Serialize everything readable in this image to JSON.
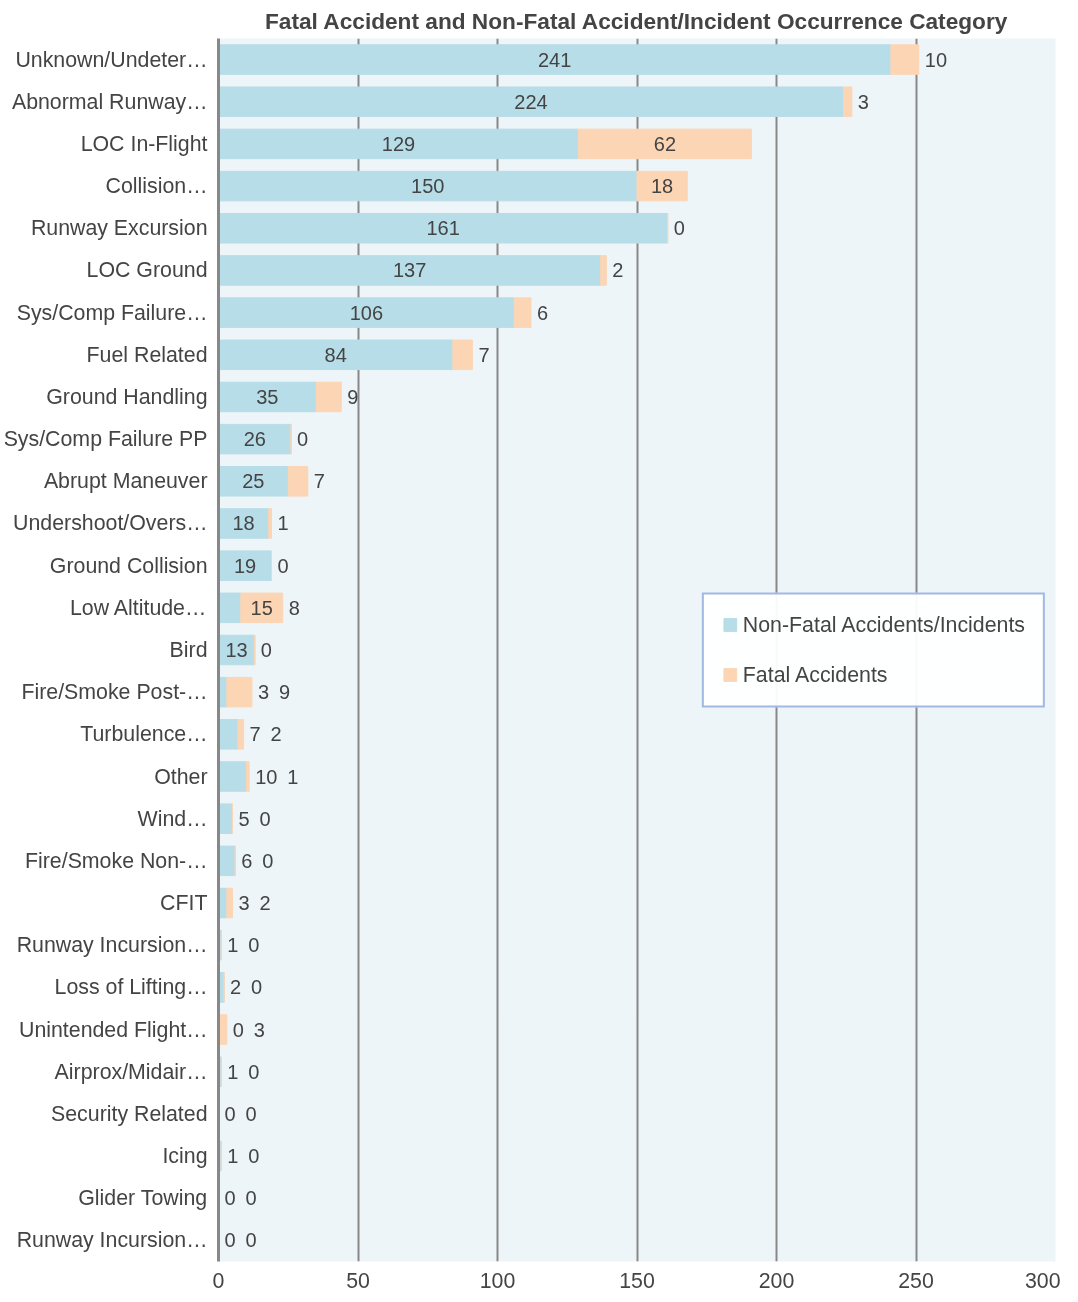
{
  "chart_data": {
    "type": "bar",
    "orientation": "horizontal",
    "stacked": true,
    "title": "Fatal Accident and Non-Fatal Accident/Incident Occurrence Category",
    "categories": [
      "Unknown/Undeter…",
      "Abnormal Runway…",
      "LOC In-Flight",
      "Collision…",
      "Runway Excursion",
      "LOC Ground",
      "Sys/Comp Failure…",
      "Fuel Related",
      "Ground Handling",
      "Sys/Comp Failure PP",
      "Abrupt Maneuver",
      "Undershoot/Overs…",
      "Ground Collision",
      "Low Altitude…",
      "Bird",
      "Fire/Smoke Post-…",
      "Turbulence…",
      "Other",
      "Wind…",
      "Fire/Smoke Non-…",
      "CFIT",
      "Runway Incursion…",
      "Loss of Lifting…",
      "Unintended Flight…",
      "Airprox/Midair…",
      "Security Related",
      "Icing",
      "Glider Towing",
      "Runway Incursion…"
    ],
    "series": [
      {
        "name": "Non-Fatal Accidents/Incidents",
        "color": "#b7dde8",
        "values": [
          241,
          224,
          129,
          150,
          161,
          137,
          106,
          84,
          35,
          26,
          25,
          18,
          19,
          8,
          13,
          3,
          7,
          10,
          5,
          6,
          3,
          1,
          2,
          0,
          1,
          0,
          1,
          0,
          0
        ]
      },
      {
        "name": "Fatal Accidents",
        "color": "#fcd5b5",
        "values": [
          10,
          3,
          62,
          18,
          0,
          2,
          6,
          7,
          9,
          0,
          7,
          1,
          0,
          15,
          0,
          9,
          2,
          1,
          0,
          0,
          2,
          0,
          0,
          3,
          0,
          0,
          0,
          0,
          0
        ]
      }
    ],
    "xlim": [
      0,
      300
    ],
    "xticks": [
      0,
      50,
      100,
      150,
      200,
      250,
      300
    ],
    "grid": "x",
    "legend": "right",
    "data_labels": true
  }
}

┄┄┄┄┄┄

Repeat the material exactly as it reads, without any of its pictures.

» Solution to this problem
Serialize everything readable in this image to JSON.
{
  "chart_data": {
    "type": "bar",
    "orientation": "horizontal",
    "stacked": true,
    "title": "Fatal Accident and Non-Fatal Accident/Incident Occurrence Category",
    "categories": [
      "Unknown/Undeter…",
      "Abnormal Runway…",
      "LOC In-Flight",
      "Collision…",
      "Runway Excursion",
      "LOC Ground",
      "Sys/Comp Failure…",
      "Fuel Related",
      "Ground Handling",
      "Sys/Comp Failure PP",
      "Abrupt Maneuver",
      "Undershoot/Overs…",
      "Ground Collision",
      "Low Altitude…",
      "Bird",
      "Fire/Smoke Post-…",
      "Turbulence…",
      "Other",
      "Wind…",
      "Fire/Smoke Non-…",
      "CFIT",
      "Runway Incursion…",
      "Loss of Lifting…",
      "Unintended Flight…",
      "Airprox/Midair…",
      "Security Related",
      "Icing",
      "Glider Towing",
      "Runway Incursion…"
    ],
    "series": [
      {
        "name": "Non-Fatal Accidents/Incidents",
        "color": "#b7dde8",
        "values": [
          241,
          224,
          129,
          150,
          161,
          137,
          106,
          84,
          35,
          26,
          25,
          18,
          19,
          8,
          13,
          3,
          7,
          10,
          5,
          6,
          3,
          1,
          2,
          0,
          1,
          0,
          1,
          0,
          0
        ]
      },
      {
        "name": "Fatal Accidents",
        "color": "#fcd5b5",
        "values": [
          10,
          3,
          62,
          18,
          0,
          2,
          6,
          7,
          9,
          0,
          7,
          1,
          0,
          15,
          0,
          9,
          2,
          1,
          0,
          0,
          2,
          0,
          0,
          3,
          0,
          0,
          0,
          0,
          0
        ]
      }
    ],
    "xlim": [
      0,
      300
    ],
    "xticks": [
      0,
      50,
      100,
      150,
      200,
      250,
      300
    ],
    "grid": "x",
    "legend": "right",
    "data_labels": true
  }
}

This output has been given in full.